▸ **EXERCISE DIRECTIONS**
From the listing below, tally the lines that include "area". Return only the total.

[Dataset rows about figures]
*-*-*
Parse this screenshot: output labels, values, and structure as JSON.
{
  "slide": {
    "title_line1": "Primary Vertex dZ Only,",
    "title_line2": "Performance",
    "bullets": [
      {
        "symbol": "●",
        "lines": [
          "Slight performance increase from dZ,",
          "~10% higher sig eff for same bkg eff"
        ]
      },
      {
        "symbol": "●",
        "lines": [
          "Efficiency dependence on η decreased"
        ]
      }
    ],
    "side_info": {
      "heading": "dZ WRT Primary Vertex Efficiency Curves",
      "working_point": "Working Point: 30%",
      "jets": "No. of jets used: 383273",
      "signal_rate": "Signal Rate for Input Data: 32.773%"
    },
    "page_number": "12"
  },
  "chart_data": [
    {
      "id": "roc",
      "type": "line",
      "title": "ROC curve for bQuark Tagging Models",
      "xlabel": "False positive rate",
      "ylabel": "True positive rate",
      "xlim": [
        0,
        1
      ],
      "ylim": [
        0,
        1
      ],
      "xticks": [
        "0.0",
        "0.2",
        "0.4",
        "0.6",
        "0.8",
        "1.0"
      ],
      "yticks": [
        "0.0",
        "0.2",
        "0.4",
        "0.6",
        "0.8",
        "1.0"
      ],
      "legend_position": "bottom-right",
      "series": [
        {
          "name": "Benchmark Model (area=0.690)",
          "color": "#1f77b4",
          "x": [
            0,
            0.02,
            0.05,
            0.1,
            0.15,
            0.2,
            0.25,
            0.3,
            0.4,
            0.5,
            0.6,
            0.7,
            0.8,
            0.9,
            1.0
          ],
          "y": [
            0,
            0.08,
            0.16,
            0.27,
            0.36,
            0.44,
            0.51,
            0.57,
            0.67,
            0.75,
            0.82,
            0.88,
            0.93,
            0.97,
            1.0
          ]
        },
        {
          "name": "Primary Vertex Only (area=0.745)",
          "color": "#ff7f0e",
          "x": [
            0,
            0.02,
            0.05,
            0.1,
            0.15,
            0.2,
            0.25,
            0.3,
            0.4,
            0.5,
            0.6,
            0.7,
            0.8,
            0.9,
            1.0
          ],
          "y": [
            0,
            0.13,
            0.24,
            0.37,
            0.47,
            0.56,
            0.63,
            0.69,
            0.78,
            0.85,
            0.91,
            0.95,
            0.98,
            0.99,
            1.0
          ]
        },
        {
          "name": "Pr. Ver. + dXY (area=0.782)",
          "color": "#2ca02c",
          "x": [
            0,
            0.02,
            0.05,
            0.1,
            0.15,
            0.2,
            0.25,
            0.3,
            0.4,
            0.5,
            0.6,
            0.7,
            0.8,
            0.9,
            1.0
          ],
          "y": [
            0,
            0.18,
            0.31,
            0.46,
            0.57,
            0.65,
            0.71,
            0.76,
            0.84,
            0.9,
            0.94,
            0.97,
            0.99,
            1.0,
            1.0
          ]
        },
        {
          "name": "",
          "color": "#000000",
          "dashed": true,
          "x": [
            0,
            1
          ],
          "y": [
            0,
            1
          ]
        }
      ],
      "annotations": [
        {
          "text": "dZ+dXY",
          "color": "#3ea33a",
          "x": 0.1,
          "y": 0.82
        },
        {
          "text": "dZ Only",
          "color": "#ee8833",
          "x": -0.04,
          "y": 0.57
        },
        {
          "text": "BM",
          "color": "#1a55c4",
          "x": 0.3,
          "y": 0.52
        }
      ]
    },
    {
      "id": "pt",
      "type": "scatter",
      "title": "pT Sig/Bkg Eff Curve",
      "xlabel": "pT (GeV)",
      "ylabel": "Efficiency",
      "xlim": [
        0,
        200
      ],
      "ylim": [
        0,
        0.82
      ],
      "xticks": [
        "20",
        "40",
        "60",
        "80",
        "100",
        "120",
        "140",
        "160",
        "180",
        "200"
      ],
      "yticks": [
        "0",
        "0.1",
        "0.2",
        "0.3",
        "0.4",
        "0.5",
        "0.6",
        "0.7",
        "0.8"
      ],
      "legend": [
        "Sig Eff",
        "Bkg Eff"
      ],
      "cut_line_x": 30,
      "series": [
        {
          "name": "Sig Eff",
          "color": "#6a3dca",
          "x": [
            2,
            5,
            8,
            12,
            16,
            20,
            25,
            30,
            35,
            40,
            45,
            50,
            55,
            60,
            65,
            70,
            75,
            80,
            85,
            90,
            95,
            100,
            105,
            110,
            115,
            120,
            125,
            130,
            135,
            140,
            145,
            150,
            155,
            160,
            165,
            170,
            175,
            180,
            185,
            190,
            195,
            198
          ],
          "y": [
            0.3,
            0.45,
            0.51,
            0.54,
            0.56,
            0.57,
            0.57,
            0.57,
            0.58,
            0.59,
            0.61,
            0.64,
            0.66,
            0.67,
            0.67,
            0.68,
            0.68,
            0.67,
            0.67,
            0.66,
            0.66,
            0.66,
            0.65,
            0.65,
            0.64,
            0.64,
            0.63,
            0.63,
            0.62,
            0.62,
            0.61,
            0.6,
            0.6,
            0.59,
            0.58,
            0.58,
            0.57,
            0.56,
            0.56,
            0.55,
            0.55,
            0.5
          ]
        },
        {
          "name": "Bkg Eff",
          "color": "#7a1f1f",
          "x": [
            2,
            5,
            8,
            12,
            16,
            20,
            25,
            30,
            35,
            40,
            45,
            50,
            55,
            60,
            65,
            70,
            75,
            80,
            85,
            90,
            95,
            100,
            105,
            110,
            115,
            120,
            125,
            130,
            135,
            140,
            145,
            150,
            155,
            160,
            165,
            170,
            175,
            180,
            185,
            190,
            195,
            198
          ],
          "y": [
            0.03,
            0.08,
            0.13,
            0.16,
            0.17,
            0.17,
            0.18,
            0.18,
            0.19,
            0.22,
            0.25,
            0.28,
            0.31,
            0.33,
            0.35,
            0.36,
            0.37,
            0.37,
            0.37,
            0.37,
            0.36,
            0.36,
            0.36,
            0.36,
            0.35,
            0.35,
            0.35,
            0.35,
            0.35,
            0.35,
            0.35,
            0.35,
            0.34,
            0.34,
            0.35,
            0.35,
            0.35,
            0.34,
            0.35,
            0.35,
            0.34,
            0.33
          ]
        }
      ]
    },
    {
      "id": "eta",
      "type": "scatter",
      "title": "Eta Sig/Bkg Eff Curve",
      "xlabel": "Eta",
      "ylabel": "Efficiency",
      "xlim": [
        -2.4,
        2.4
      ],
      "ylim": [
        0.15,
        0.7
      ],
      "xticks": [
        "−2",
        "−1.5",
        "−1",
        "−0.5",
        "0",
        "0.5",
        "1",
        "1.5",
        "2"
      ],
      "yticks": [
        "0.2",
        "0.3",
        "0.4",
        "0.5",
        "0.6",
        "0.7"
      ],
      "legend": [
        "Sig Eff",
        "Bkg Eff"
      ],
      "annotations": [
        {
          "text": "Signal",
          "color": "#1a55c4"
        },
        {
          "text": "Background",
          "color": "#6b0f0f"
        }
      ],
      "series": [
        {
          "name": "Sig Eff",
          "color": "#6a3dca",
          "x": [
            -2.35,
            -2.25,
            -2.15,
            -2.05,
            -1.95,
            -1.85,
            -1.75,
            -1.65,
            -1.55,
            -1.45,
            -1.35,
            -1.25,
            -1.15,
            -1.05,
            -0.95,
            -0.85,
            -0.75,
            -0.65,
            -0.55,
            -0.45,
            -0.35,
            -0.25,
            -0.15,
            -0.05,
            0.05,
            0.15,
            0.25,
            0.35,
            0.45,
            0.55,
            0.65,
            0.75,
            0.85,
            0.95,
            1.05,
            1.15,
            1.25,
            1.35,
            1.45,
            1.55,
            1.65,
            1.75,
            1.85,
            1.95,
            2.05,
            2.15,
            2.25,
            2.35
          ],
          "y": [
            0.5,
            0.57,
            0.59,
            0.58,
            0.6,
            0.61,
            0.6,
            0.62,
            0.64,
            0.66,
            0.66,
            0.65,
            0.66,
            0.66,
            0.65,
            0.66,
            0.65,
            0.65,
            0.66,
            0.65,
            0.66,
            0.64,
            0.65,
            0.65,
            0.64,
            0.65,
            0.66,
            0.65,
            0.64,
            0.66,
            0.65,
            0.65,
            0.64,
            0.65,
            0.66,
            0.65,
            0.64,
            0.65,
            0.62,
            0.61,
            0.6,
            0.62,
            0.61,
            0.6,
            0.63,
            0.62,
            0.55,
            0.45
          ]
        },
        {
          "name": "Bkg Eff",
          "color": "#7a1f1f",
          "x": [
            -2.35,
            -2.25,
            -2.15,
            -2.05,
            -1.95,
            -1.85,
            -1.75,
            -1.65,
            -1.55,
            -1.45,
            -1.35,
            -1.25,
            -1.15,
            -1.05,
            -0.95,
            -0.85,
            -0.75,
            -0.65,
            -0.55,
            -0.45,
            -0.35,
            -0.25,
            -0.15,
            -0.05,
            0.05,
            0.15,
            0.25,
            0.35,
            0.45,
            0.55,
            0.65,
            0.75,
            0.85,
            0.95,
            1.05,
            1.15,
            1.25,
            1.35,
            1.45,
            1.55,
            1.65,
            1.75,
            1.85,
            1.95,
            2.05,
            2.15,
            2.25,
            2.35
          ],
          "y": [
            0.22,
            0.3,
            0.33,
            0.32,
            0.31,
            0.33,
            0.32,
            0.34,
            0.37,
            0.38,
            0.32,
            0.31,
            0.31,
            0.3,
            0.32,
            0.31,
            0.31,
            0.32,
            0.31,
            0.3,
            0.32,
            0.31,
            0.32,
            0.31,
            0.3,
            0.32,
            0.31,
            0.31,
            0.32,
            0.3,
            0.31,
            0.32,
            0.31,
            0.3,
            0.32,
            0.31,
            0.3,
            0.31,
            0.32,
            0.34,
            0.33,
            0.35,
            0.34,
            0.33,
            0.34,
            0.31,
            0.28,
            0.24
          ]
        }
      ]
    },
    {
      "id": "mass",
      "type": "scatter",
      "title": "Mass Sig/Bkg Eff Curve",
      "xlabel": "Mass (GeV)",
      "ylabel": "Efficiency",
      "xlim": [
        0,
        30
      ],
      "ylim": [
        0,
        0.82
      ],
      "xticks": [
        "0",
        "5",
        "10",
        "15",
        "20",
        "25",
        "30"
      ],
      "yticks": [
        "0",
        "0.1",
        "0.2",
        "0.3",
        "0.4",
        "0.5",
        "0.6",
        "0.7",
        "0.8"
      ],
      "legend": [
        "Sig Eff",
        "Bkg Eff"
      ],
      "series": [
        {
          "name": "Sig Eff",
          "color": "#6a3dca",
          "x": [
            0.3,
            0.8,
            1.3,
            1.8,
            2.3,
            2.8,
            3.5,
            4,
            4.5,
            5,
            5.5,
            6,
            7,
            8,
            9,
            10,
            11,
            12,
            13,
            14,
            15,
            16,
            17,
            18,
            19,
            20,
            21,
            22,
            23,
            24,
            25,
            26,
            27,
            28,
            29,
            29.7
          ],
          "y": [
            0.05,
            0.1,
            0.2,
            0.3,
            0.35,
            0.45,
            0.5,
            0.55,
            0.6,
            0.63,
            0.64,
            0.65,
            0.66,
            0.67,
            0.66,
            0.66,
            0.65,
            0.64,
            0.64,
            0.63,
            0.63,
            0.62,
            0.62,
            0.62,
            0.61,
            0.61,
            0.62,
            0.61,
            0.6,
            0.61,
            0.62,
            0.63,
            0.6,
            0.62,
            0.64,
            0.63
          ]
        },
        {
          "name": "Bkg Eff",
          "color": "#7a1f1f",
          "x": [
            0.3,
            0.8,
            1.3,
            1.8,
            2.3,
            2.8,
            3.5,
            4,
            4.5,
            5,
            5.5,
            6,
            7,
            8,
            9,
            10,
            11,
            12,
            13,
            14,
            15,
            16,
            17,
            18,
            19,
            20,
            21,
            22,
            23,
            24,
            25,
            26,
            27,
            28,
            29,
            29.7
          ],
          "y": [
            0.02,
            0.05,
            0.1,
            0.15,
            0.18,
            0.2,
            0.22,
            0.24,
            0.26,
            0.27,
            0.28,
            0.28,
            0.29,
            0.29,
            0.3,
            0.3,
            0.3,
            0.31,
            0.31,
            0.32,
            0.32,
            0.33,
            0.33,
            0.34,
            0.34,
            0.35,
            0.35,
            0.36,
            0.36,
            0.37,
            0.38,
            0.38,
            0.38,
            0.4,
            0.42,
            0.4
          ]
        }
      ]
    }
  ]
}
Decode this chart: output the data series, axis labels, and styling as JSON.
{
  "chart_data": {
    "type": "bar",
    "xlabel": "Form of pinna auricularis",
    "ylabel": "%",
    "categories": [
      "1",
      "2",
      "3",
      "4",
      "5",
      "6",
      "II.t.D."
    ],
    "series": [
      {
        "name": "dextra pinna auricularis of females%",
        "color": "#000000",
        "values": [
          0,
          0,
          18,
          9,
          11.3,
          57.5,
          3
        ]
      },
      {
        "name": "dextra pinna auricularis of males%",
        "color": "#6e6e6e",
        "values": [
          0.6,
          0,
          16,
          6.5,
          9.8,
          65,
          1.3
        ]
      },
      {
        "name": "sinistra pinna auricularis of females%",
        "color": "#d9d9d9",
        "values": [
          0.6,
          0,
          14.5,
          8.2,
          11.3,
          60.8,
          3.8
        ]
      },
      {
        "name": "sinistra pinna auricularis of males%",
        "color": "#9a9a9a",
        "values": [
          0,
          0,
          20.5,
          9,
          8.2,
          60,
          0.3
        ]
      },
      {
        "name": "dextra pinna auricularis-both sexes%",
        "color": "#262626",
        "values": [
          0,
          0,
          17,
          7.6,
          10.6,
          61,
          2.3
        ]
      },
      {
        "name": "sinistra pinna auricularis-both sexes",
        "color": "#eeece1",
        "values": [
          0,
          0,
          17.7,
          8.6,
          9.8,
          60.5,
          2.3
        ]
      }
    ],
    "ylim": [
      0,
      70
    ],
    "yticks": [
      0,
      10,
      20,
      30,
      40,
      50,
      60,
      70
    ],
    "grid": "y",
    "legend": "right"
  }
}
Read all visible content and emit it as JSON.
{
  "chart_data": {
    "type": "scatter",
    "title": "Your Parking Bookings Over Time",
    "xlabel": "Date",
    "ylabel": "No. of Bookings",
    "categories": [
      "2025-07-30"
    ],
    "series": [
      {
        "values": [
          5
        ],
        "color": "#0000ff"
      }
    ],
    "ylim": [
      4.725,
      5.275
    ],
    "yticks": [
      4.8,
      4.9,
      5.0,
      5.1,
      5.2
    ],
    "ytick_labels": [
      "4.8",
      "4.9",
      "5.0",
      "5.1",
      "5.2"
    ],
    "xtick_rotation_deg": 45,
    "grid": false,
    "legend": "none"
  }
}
*-*-*
▸ **ANSWER FOR THE TASK**
3